### Exercise input

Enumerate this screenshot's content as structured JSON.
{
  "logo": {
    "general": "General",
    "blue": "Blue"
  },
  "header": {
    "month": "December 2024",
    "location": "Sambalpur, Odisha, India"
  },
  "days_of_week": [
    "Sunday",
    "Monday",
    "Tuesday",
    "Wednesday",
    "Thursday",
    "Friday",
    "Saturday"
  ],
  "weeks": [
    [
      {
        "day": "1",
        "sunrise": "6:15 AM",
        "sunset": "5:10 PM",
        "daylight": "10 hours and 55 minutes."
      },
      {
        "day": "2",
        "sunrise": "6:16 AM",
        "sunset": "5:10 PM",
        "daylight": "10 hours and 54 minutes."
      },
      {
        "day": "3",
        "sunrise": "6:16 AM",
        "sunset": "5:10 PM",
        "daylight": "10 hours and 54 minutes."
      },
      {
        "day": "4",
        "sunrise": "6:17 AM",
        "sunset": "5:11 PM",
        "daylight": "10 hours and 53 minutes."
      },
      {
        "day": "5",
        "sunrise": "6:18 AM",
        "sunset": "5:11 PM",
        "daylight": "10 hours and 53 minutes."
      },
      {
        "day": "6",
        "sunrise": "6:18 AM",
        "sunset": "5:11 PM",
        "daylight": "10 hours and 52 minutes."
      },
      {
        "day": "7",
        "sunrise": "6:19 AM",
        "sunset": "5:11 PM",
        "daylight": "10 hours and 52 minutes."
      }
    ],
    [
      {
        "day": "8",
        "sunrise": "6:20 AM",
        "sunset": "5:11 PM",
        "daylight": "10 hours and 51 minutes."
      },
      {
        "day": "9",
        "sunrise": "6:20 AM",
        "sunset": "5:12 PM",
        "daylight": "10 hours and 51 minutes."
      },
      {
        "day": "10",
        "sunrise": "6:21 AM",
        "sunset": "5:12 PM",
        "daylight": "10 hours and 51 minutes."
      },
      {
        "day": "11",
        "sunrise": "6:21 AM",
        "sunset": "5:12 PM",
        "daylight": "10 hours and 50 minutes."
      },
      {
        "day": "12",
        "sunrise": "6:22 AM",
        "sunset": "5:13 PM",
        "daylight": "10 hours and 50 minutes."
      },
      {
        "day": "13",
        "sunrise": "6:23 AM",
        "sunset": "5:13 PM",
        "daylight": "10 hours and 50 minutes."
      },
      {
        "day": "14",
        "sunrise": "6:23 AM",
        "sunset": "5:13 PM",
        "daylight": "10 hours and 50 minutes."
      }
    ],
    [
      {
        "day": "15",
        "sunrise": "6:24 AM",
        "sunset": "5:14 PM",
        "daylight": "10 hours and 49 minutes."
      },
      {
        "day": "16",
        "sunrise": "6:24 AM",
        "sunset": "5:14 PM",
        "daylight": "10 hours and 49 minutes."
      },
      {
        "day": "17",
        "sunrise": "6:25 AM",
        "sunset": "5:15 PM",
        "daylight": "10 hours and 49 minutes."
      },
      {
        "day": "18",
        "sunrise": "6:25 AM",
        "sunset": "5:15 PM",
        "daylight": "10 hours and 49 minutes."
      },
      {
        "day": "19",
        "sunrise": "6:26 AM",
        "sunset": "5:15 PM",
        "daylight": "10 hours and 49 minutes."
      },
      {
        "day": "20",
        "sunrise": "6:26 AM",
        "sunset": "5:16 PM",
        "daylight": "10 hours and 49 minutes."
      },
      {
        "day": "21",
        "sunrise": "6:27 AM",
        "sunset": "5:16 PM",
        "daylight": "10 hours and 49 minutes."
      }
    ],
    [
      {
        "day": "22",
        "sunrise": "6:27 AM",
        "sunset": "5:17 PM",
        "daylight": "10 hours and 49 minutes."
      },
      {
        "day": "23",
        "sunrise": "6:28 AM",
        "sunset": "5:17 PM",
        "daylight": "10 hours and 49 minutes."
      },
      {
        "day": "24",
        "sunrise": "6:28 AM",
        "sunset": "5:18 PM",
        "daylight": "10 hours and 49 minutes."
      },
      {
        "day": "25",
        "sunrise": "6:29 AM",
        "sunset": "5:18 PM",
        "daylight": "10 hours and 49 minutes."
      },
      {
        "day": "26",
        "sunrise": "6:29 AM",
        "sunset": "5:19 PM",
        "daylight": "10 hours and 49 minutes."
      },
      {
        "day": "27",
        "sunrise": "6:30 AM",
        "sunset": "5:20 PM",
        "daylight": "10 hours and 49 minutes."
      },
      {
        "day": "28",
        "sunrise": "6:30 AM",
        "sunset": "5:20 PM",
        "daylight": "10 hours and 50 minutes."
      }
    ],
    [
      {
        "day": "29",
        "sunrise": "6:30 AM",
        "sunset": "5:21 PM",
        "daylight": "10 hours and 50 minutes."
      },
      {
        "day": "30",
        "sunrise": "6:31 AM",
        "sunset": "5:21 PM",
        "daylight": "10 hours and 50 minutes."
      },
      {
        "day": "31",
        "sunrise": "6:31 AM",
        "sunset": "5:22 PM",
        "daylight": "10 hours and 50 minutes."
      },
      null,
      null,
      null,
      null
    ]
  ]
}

### Exercise aim
Retype all of the data shown above, word for word.

### Full output
Enumerate this screenshot's content as structured JSON.
{
  "logo": {
    "general": "General",
    "blue": "Blue"
  },
  "header": {
    "month": "December 2024",
    "location": "Sambalpur, Odisha, India"
  },
  "days_of_week": [
    "Sunday",
    "Monday",
    "Tuesday",
    "Wednesday",
    "Thursday",
    "Friday",
    "Saturday"
  ],
  "weeks": [
    [
      {
        "day": "1",
        "sunrise": "6:15 AM",
        "sunset": "5:10 PM",
        "daylight": "10 hours and 55 minutes."
      },
      {
        "day": "2",
        "sunrise": "6:16 AM",
        "sunset": "5:10 PM",
        "daylight": "10 hours and 54 minutes."
      },
      {
        "day": "3",
        "sunrise": "6:16 AM",
        "sunset": "5:10 PM",
        "daylight": "10 hours and 54 minutes."
      },
      {
        "day": "4",
        "sunrise": "6:17 AM",
        "sunset": "5:11 PM",
        "daylight": "10 hours and 53 minutes."
      },
      {
        "day": "5",
        "sunrise": "6:18 AM",
        "sunset": "5:11 PM",
        "daylight": "10 hours and 53 minutes."
      },
      {
        "day": "6",
        "sunrise": "6:18 AM",
        "sunset": "5:11 PM",
        "daylight": "10 hours and 52 minutes."
      },
      {
        "day": "7",
        "sunrise": "6:19 AM",
        "sunset": "5:11 PM",
        "daylight": "10 hours and 52 minutes."
      }
    ],
    [
      {
        "day": "8",
        "sunrise": "6:20 AM",
        "sunset": "5:11 PM",
        "daylight": "10 hours and 51 minutes."
      },
      {
        "day": "9",
        "sunrise": "6:20 AM",
        "sunset": "5:12 PM",
        "daylight": "10 hours and 51 minutes."
      },
      {
        "day": "10",
        "sunrise": "6:21 AM",
        "sunset": "5:12 PM",
        "daylight": "10 hours and 51 minutes."
      },
      {
        "day": "11",
        "sunrise": "6:21 AM",
        "sunset": "5:12 PM",
        "daylight": "10 hours and 50 minutes."
      },
      {
        "day": "12",
        "sunrise": "6:22 AM",
        "sunset": "5:13 PM",
        "daylight": "10 hours and 50 minutes."
      },
      {
        "day": "13",
        "sunrise": "6:23 AM",
        "sunset": "5:13 PM",
        "daylight": "10 hours and 50 minutes."
      },
      {
        "day": "14",
        "sunrise": "6:23 AM",
        "sunset": "5:13 PM",
        "daylight": "10 hours and 50 minutes."
      }
    ],
    [
      {
        "day": "15",
        "sunrise": "6:24 AM",
        "sunset": "5:14 PM",
        "daylight": "10 hours and 49 minutes."
      },
      {
        "day": "16",
        "sunrise": "6:24 AM",
        "sunset": "5:14 PM",
        "daylight": "10 hours and 49 minutes."
      },
      {
        "day": "17",
        "sunrise": "6:25 AM",
        "sunset": "5:15 PM",
        "daylight": "10 hours and 49 minutes."
      },
      {
        "day": "18",
        "sunrise": "6:25 AM",
        "sunset": "5:15 PM",
        "daylight": "10 hours and 49 minutes."
      },
      {
        "day": "19",
        "sunrise": "6:26 AM",
        "sunset": "5:15 PM",
        "daylight": "10 hours and 49 minutes."
      },
      {
        "day": "20",
        "sunrise": "6:26 AM",
        "sunset": "5:16 PM",
        "daylight": "10 hours and 49 minutes."
      },
      {
        "day": "21",
        "sunrise": "6:27 AM",
        "sunset": "5:16 PM",
        "daylight": "10 hours and 49 minutes."
      }
    ],
    [
      {
        "day": "22",
        "sunrise": "6:27 AM",
        "sunset": "5:17 PM",
        "daylight": "10 hours and 49 minutes."
      },
      {
        "day": "23",
        "sunrise": "6:28 AM",
        "sunset": "5:17 PM",
        "daylight": "10 hours and 49 minutes."
      },
      {
        "day": "24",
        "sunrise": "6:28 AM",
        "sunset": "5:18 PM",
        "daylight": "10 hours and 49 minutes."
      },
      {
        "day": "25",
        "sunrise": "6:29 AM",
        "sunset": "5:18 PM",
        "daylight": "10 hours and 49 minutes."
      },
      {
        "day": "26",
        "sunrise": "6:29 AM",
        "sunset": "5:19 PM",
        "daylight": "10 hours and 49 minutes."
      },
      {
        "day": "27",
        "sunrise": "6:30 AM",
        "sunset": "5:20 PM",
        "daylight": "10 hours and 49 minutes."
      },
      {
        "day": "28",
        "sunrise": "6:30 AM",
        "sunset": "5:20 PM",
        "daylight": "10 hours and 50 minutes."
      }
    ],
    [
      {
        "day": "29",
        "sunrise": "6:30 AM",
        "sunset": "5:21 PM",
        "daylight": "10 hours and 50 minutes."
      },
      {
        "day": "30",
        "sunrise": "6:31 AM",
        "sunset": "5:21 PM",
        "daylight": "10 hours and 50 minutes."
      },
      {
        "day": "31",
        "sunrise": "6:31 AM",
        "sunset": "5:22 PM",
        "daylight": "10 hours and 50 minutes."
      },
      null,
      null,
      null,
      null
    ]
  ]
}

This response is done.